- Dataset items:
----------
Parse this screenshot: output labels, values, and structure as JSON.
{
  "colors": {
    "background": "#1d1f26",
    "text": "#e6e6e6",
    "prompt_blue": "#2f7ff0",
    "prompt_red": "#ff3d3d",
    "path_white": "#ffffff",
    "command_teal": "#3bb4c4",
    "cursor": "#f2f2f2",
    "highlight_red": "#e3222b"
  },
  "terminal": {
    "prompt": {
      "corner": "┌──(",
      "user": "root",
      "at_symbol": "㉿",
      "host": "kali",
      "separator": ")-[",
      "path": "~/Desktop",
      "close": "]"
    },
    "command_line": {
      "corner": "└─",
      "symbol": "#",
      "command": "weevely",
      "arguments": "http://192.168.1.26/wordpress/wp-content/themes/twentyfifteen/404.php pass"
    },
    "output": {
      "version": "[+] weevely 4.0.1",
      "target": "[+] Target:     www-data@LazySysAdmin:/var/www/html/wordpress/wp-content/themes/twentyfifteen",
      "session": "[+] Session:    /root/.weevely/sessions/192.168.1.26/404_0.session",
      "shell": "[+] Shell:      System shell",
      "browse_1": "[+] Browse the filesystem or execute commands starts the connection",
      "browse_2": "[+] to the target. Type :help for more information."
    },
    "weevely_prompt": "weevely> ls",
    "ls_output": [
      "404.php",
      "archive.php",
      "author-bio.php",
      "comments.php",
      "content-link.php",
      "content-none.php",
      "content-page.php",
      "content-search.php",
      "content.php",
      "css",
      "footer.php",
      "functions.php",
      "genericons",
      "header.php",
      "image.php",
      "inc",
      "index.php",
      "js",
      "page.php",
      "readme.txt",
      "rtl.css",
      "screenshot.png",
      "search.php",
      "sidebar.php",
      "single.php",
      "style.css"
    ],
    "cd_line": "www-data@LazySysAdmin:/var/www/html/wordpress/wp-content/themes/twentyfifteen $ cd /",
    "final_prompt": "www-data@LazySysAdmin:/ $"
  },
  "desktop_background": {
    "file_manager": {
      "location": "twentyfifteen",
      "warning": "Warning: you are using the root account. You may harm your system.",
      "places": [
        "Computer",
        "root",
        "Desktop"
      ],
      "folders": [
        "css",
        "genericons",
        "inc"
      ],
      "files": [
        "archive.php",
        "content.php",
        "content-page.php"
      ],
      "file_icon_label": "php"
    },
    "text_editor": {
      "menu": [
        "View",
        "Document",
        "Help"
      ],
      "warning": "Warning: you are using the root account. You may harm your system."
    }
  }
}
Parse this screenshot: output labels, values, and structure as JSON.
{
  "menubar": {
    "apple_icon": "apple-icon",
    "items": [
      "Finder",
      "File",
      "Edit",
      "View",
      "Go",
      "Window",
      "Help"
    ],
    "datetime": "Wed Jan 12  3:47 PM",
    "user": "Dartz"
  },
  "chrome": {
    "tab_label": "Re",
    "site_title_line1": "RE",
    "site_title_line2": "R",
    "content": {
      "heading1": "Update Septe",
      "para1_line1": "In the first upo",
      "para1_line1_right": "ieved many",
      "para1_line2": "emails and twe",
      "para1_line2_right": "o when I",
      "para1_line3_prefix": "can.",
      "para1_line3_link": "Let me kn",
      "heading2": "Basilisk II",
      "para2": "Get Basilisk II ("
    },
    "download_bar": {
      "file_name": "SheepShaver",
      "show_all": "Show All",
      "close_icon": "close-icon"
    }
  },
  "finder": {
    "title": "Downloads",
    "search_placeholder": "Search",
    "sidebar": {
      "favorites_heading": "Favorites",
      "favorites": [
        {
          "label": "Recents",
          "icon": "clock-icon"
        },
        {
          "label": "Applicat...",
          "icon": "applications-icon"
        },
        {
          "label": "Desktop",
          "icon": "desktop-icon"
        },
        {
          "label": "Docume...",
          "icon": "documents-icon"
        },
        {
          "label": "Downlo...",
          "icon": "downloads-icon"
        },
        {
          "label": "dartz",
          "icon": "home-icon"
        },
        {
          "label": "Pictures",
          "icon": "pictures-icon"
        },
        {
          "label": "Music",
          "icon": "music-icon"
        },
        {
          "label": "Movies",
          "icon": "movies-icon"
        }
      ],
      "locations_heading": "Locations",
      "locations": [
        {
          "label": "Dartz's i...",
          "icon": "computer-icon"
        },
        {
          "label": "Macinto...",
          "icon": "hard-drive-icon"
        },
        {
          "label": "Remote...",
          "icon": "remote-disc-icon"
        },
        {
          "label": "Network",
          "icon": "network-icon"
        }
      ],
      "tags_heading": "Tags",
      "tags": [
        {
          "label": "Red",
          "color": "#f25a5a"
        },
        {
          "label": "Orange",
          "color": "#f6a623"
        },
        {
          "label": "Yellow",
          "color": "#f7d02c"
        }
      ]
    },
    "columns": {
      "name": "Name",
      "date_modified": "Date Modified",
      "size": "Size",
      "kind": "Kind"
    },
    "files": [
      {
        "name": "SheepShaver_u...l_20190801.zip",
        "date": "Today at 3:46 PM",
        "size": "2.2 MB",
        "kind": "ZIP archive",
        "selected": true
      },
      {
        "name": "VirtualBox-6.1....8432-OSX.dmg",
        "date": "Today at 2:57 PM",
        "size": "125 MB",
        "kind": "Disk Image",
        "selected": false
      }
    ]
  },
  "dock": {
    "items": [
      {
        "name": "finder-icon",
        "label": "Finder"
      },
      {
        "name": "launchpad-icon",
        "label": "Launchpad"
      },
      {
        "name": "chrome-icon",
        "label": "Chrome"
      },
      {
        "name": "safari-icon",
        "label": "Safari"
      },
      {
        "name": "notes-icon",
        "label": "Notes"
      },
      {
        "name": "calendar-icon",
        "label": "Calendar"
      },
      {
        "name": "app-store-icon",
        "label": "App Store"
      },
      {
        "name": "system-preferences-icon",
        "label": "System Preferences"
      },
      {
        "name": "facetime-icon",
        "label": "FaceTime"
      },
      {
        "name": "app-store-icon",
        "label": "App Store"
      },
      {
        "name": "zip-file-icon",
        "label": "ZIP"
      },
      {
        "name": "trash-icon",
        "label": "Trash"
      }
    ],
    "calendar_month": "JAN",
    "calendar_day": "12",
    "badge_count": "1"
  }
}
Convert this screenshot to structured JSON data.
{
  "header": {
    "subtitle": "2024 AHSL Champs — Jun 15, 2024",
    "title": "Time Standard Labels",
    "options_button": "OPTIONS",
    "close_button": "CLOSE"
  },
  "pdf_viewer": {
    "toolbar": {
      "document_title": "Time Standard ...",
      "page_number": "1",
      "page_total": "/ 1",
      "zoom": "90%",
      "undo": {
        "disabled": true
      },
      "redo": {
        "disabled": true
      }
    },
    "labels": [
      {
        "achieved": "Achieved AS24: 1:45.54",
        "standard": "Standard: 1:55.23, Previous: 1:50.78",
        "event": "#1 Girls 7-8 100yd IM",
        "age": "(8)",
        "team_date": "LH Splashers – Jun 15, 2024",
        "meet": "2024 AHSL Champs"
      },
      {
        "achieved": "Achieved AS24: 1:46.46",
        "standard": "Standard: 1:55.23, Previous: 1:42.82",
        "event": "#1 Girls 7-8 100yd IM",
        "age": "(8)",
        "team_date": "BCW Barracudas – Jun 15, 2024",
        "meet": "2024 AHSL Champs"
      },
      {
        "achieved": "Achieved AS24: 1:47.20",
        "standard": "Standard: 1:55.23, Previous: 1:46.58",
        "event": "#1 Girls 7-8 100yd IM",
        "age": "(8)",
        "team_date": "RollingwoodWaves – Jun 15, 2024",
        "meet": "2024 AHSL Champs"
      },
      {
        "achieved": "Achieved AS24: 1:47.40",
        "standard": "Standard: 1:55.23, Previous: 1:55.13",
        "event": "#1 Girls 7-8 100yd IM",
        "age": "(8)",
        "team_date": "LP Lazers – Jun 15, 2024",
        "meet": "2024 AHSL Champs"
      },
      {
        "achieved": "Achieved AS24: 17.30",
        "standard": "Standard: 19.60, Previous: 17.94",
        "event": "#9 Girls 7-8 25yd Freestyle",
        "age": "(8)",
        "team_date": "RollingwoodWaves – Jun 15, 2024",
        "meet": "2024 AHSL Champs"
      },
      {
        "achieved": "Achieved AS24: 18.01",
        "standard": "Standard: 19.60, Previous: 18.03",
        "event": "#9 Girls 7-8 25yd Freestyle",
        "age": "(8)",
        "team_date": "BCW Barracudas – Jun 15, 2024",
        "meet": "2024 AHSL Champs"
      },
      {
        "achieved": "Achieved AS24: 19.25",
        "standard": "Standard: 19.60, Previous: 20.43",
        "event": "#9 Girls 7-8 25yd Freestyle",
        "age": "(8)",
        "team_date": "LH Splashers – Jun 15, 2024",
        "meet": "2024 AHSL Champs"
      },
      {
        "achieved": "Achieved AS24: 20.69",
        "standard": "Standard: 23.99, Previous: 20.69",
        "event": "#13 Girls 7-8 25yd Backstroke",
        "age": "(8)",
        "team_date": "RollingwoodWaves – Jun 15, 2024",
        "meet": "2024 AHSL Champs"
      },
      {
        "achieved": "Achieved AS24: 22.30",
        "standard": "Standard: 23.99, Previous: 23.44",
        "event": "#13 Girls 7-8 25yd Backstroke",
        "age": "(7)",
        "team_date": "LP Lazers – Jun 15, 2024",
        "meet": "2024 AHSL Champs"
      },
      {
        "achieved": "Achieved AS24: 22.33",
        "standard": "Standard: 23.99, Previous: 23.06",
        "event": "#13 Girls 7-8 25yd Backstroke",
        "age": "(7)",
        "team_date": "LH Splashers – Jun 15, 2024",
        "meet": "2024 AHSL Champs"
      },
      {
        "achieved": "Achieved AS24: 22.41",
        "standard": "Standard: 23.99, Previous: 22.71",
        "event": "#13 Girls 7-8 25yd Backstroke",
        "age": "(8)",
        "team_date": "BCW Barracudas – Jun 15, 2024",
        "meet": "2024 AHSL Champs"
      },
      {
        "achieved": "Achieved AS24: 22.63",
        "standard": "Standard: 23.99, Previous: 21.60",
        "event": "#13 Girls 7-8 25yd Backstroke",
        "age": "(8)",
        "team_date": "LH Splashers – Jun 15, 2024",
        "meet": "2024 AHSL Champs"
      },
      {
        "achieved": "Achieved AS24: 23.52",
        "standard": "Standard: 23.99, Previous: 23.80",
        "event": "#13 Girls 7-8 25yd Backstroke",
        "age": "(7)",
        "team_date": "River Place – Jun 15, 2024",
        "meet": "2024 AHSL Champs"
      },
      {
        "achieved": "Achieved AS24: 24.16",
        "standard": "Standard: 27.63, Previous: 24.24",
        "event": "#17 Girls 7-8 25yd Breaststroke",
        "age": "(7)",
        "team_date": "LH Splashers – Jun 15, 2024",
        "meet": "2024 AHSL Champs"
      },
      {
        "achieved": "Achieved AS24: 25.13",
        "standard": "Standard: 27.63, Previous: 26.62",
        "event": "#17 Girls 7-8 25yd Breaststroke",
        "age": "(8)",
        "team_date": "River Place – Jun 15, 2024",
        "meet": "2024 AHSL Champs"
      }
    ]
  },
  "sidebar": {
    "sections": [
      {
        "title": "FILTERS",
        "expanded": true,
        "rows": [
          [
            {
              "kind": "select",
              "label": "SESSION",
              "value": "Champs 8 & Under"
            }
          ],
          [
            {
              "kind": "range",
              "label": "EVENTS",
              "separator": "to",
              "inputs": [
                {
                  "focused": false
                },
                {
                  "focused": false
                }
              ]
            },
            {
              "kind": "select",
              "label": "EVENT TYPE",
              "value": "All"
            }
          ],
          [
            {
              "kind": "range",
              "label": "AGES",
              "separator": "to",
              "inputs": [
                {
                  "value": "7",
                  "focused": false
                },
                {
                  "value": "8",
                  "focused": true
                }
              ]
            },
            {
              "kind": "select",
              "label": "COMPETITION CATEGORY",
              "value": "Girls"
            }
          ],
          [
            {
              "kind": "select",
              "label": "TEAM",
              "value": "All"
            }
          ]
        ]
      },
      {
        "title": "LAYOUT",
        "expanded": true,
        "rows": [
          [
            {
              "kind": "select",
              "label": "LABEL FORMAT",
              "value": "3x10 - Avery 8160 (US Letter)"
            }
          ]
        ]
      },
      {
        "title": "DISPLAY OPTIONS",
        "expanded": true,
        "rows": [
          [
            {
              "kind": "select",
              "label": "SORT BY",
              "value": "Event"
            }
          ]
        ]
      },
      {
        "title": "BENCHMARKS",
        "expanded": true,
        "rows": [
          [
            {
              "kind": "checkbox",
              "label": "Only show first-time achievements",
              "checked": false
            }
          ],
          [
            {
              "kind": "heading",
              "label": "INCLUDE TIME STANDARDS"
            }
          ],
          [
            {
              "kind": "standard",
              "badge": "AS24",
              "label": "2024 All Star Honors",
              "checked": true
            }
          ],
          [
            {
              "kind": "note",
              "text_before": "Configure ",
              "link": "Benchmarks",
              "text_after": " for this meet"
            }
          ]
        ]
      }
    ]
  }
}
----------
- Task directions: Show each line of the data that contains the string "archive".

- Finished answer:
      "archive.php",
        "archive.php",
        "kind": "ZIP archive",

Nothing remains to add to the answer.